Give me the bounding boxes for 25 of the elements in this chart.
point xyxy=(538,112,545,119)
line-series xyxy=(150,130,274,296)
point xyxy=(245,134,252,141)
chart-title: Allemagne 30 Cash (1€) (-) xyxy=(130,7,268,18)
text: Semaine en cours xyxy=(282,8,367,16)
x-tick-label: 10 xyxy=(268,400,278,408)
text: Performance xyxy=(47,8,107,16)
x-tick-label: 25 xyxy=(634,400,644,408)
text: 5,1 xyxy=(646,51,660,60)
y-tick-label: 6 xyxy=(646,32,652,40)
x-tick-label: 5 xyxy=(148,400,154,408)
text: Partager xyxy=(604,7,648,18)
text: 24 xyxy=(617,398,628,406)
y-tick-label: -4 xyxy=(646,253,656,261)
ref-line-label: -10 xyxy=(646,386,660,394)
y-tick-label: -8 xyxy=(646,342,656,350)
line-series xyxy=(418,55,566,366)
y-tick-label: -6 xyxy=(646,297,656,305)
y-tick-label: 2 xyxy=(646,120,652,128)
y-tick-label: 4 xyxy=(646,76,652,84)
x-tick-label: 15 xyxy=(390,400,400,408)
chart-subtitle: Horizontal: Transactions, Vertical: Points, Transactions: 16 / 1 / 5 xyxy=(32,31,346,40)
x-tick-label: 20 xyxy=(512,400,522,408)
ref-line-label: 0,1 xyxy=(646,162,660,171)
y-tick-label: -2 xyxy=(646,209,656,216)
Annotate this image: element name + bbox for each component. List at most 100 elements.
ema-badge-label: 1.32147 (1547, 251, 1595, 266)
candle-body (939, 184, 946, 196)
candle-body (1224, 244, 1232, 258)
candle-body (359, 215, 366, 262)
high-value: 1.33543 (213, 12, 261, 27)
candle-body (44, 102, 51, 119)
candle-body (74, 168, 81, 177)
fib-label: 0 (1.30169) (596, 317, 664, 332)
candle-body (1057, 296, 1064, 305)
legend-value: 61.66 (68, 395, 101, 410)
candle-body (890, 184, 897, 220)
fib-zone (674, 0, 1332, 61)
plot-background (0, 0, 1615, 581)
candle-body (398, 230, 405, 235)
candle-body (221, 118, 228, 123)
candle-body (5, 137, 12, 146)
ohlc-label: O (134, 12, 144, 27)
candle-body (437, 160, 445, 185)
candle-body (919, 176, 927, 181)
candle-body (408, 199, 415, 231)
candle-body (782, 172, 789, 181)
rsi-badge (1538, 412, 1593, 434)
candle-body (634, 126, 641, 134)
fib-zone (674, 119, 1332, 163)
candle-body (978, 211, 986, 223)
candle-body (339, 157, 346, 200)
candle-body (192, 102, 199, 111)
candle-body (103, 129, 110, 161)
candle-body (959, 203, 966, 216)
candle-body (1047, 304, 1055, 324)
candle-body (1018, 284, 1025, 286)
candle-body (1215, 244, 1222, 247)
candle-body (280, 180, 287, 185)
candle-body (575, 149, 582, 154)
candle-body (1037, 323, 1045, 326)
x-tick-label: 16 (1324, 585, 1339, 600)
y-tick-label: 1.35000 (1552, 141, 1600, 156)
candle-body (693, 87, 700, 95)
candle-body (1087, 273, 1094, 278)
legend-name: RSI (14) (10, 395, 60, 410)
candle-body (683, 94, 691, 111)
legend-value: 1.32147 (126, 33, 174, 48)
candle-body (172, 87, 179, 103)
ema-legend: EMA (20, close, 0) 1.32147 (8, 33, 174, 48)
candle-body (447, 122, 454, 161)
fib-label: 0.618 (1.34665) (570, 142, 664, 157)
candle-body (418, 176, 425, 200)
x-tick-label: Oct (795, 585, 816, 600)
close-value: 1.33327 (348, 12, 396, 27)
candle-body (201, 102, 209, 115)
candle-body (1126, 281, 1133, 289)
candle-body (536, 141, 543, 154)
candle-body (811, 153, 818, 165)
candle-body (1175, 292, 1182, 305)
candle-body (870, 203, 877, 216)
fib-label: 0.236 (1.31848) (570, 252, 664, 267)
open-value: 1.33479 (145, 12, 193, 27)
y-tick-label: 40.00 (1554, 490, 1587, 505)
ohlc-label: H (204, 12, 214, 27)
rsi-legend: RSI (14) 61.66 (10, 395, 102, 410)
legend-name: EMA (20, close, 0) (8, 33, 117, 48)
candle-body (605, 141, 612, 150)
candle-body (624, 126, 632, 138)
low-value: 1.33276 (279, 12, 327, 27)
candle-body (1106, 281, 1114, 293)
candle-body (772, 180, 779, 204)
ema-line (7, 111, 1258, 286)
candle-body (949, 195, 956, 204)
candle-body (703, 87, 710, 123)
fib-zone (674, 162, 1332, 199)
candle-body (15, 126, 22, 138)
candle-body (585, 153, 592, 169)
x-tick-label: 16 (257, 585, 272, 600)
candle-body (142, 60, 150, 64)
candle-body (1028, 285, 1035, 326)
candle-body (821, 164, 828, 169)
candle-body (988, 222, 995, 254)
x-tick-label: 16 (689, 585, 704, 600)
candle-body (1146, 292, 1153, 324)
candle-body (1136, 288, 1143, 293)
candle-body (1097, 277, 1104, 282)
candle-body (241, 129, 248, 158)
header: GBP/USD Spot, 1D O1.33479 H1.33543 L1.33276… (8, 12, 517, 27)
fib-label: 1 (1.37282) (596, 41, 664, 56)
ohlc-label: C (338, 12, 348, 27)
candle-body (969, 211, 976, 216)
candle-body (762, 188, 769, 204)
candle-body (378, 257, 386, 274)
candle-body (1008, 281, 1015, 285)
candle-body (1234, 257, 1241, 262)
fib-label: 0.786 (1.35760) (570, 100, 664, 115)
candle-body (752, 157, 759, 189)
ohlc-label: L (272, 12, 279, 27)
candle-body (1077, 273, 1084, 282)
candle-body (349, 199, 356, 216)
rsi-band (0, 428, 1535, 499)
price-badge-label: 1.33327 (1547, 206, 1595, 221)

┄┄┄┄┄┄┄┄┄┄┄┄┄┄┄┄┄┄┄┄

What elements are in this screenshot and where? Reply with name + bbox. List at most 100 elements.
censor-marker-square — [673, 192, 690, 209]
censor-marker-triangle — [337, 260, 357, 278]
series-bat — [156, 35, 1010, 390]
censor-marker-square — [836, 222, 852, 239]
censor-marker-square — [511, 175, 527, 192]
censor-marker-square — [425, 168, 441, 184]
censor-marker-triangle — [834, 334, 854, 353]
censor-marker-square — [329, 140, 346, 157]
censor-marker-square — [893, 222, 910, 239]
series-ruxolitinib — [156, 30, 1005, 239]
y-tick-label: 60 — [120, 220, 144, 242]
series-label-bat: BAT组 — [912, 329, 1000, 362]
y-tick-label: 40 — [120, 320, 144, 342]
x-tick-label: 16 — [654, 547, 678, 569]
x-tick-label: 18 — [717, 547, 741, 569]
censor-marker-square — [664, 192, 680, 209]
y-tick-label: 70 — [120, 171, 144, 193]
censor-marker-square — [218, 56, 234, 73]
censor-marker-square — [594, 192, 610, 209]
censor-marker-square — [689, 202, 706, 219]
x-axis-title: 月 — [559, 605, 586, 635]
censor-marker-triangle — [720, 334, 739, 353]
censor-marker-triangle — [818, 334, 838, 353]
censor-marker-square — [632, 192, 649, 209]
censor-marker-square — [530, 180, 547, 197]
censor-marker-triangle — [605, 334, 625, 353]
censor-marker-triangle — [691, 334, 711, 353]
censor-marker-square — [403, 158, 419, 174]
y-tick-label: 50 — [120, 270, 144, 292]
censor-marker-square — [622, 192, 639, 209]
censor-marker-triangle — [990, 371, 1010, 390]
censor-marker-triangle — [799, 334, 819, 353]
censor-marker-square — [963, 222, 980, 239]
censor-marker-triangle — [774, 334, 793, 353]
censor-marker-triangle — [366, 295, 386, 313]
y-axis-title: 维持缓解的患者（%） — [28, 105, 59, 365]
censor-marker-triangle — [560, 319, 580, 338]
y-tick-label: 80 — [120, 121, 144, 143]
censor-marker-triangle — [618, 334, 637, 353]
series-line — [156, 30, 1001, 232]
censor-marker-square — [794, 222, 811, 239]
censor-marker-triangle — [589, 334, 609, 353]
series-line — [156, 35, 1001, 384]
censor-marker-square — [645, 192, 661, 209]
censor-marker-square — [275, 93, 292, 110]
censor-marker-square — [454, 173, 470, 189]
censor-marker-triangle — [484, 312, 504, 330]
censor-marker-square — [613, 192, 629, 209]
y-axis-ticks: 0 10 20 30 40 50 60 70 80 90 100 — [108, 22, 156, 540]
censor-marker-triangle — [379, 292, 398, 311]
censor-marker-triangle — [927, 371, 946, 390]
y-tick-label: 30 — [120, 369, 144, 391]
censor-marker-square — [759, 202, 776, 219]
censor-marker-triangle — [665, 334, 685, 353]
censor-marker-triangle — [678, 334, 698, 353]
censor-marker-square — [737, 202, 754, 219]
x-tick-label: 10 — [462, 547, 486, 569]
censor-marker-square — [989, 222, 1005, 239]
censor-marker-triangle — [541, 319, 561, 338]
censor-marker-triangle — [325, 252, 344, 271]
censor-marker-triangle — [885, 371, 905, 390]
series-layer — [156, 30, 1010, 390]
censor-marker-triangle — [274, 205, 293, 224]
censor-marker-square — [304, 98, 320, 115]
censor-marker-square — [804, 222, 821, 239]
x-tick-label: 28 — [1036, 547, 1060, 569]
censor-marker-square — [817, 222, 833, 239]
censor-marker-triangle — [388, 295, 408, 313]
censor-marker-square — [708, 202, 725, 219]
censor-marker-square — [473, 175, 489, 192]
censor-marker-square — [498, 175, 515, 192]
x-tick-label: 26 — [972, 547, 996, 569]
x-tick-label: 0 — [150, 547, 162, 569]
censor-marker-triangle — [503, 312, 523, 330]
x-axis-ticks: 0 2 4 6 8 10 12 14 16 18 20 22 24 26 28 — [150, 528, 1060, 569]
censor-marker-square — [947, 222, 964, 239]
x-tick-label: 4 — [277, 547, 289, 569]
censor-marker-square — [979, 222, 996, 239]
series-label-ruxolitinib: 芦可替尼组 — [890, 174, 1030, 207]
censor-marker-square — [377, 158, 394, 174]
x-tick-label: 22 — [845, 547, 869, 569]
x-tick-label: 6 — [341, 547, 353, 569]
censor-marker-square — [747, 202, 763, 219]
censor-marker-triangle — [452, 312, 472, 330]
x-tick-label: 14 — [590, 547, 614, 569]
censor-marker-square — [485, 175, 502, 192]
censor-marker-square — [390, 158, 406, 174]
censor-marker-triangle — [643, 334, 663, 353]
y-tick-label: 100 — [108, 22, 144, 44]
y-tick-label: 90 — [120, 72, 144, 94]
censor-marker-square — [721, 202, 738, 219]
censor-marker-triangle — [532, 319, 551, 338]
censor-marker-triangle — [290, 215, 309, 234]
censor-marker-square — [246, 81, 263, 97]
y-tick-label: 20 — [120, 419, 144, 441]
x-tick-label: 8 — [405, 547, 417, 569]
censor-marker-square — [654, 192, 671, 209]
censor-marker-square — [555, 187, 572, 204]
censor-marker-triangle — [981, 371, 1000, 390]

┄┄┄┄┄┄┄┄┄┄┄┄┄┄┄┄┄┄┄┄

Problem description »
Please reproduce the part of the records that opens with the line containing "Give me the" and closes with the line containing "y-tick-label: -6 xyxy=(646,297,656,305)", keeping both of those lines.

Solution »
Give me the bounding boxes for 25 of the elements in this chart.
point xyxy=(538,112,545,119)
line-series xyxy=(150,130,274,296)
point xyxy=(245,134,252,141)
chart-title: Allemagne 30 Cash (1€) (-) xyxy=(130,7,268,18)
text: Semaine en cours xyxy=(282,8,367,16)
x-tick-label: 10 xyxy=(268,400,278,408)
text: Performance xyxy=(47,8,107,16)
x-tick-label: 25 xyxy=(634,400,644,408)
text: 5,1 xyxy=(646,51,660,60)
y-tick-label: 6 xyxy=(646,32,652,40)
x-tick-label: 5 xyxy=(148,400,154,408)
text: Partager xyxy=(604,7,648,18)
text: 24 xyxy=(617,398,628,406)
y-tick-label: -4 xyxy=(646,253,656,261)
ref-line-label: -10 xyxy=(646,386,660,394)
y-tick-label: -8 xyxy=(646,342,656,350)
line-series xyxy=(418,55,566,366)
y-tick-label: -6 xyxy=(646,297,656,305)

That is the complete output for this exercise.